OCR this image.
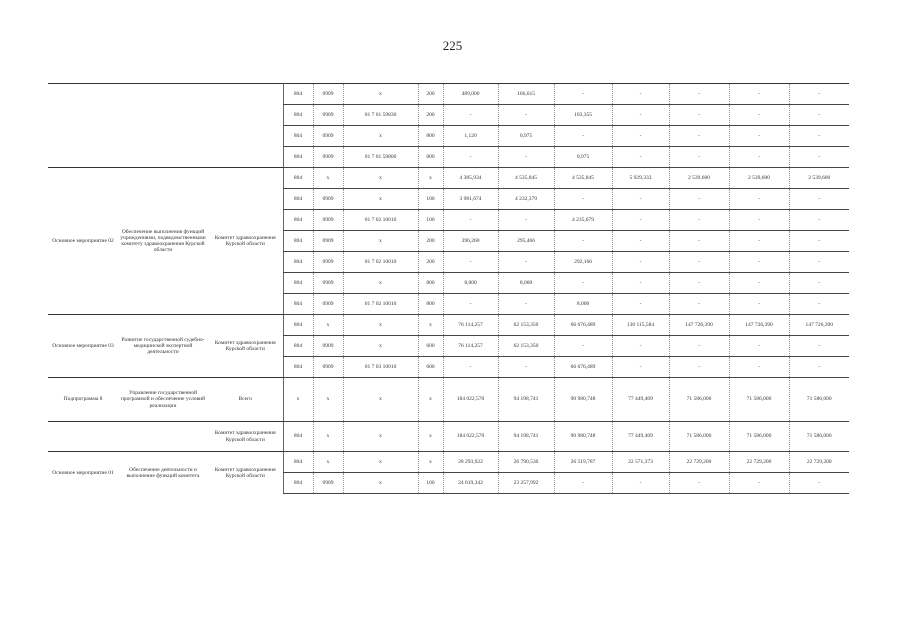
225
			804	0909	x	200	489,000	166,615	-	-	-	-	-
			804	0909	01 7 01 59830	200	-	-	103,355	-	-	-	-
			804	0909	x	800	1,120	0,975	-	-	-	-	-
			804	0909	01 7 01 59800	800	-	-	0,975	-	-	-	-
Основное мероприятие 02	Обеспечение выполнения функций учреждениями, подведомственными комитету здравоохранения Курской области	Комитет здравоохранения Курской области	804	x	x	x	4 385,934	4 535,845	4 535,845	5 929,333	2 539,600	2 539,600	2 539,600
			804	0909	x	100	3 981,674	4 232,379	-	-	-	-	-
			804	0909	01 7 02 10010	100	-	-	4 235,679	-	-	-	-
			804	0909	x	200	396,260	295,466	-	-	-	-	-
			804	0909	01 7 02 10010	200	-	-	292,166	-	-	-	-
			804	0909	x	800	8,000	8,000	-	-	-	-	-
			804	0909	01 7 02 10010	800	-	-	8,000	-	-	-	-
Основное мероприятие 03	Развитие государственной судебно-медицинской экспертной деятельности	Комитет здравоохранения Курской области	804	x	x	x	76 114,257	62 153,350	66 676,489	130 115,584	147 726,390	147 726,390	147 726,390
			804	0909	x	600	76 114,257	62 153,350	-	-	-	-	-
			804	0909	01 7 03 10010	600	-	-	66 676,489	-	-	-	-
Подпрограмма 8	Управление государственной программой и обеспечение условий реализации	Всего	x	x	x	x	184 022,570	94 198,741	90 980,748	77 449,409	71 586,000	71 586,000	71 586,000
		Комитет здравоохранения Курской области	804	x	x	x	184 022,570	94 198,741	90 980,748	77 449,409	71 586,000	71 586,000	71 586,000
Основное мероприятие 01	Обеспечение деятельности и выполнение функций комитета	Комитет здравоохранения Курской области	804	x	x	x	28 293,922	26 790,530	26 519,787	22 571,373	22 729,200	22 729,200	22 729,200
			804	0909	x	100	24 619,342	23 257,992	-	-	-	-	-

• • • • •

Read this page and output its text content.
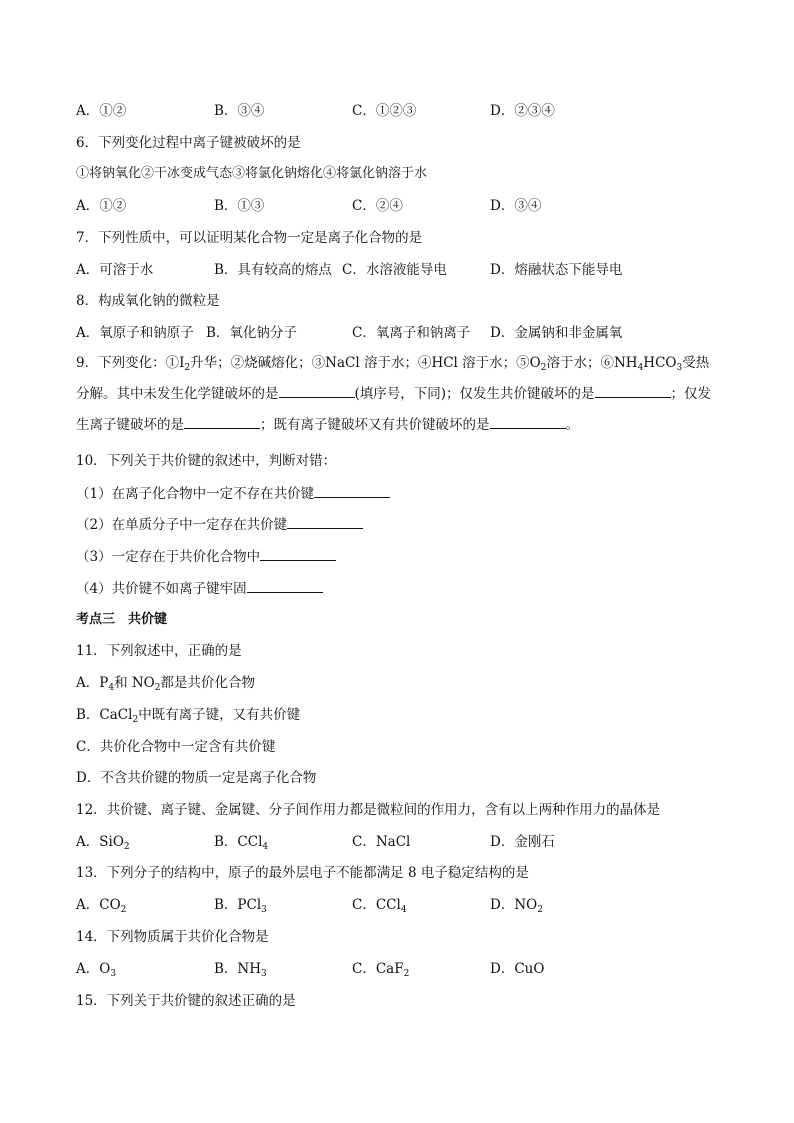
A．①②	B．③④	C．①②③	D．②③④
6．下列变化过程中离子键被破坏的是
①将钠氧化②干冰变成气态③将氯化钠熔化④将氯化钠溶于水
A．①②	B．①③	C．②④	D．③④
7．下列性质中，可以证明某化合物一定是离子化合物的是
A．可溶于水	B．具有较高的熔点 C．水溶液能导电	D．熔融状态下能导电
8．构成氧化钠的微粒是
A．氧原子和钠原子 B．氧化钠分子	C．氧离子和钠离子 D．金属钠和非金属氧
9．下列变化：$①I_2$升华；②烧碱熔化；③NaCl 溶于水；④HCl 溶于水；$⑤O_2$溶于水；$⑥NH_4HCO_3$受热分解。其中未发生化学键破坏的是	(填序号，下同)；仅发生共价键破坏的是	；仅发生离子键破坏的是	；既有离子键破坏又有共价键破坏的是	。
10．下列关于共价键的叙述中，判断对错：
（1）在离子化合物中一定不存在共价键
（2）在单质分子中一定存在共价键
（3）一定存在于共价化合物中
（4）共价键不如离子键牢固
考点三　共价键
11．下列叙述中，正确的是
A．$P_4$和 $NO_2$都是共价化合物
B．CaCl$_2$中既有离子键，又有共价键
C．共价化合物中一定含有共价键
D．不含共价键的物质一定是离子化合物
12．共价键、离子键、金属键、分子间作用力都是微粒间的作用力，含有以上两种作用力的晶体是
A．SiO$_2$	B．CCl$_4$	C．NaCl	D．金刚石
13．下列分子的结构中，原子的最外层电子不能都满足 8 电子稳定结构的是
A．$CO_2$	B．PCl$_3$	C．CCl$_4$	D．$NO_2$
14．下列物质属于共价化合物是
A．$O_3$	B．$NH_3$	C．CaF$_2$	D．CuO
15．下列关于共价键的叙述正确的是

• • • • •

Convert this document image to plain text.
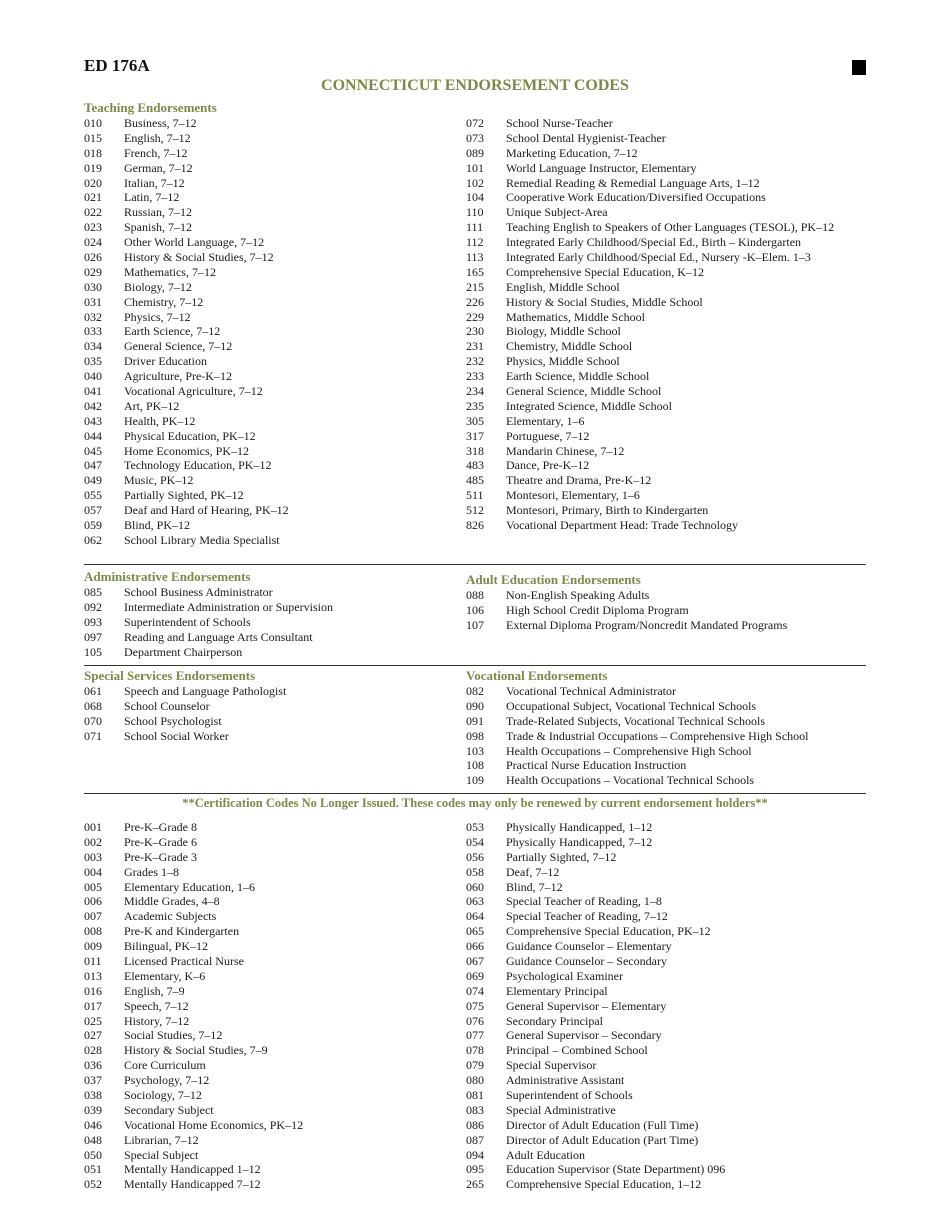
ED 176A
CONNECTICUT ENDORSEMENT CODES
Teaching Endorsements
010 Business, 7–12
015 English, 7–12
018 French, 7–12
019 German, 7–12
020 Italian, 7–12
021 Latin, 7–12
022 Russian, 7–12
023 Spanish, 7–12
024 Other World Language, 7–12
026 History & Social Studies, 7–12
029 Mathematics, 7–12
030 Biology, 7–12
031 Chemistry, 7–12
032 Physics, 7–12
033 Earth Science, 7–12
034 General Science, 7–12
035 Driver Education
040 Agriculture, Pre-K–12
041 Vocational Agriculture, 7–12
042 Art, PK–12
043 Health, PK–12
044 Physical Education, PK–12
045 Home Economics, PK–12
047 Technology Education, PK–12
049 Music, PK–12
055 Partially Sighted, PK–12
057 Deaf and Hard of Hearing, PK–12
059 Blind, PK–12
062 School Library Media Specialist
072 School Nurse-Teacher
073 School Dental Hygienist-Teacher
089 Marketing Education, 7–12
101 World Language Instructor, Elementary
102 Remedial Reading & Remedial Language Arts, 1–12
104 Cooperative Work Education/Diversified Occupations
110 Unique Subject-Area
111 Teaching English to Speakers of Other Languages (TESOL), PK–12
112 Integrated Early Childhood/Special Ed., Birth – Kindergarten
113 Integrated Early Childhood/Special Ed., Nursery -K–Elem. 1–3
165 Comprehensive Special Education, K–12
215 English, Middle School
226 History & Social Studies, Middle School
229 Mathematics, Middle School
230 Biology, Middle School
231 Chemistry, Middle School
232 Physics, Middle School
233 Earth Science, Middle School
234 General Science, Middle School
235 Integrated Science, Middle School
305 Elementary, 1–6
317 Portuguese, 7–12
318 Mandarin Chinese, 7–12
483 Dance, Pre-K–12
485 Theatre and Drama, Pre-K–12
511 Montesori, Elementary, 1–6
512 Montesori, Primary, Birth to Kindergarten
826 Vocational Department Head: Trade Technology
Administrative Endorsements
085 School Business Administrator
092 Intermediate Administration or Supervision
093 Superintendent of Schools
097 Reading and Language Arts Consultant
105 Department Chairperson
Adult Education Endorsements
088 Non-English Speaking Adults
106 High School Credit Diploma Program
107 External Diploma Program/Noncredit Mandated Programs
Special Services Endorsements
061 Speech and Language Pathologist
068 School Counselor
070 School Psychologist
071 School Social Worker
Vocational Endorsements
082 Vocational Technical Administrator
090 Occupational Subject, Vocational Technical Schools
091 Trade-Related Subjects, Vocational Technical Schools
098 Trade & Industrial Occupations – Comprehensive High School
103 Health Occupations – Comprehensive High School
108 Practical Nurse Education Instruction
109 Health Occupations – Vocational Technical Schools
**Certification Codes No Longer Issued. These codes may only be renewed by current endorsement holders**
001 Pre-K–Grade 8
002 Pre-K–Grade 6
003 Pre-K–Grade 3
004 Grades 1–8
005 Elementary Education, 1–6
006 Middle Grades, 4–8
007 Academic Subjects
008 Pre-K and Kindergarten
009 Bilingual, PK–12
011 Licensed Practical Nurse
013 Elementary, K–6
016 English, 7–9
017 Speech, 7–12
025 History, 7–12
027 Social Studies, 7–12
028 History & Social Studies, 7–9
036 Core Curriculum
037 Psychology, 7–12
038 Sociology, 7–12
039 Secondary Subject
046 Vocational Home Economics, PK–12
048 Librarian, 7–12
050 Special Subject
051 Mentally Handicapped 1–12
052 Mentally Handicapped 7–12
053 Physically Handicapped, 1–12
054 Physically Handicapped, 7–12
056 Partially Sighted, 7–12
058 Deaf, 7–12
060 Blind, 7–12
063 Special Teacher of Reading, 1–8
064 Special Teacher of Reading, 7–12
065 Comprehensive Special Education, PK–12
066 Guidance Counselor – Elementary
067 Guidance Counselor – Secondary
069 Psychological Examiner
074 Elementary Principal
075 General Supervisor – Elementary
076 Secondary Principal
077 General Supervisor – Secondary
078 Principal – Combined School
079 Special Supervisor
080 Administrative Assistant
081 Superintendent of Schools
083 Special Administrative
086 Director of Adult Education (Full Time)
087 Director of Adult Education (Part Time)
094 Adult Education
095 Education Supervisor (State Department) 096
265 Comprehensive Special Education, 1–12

• • • • •

§ **Task objective**
Your answer should be only a number: how many lines of the data above contain the string "Elementary"?

§ **Response below**
8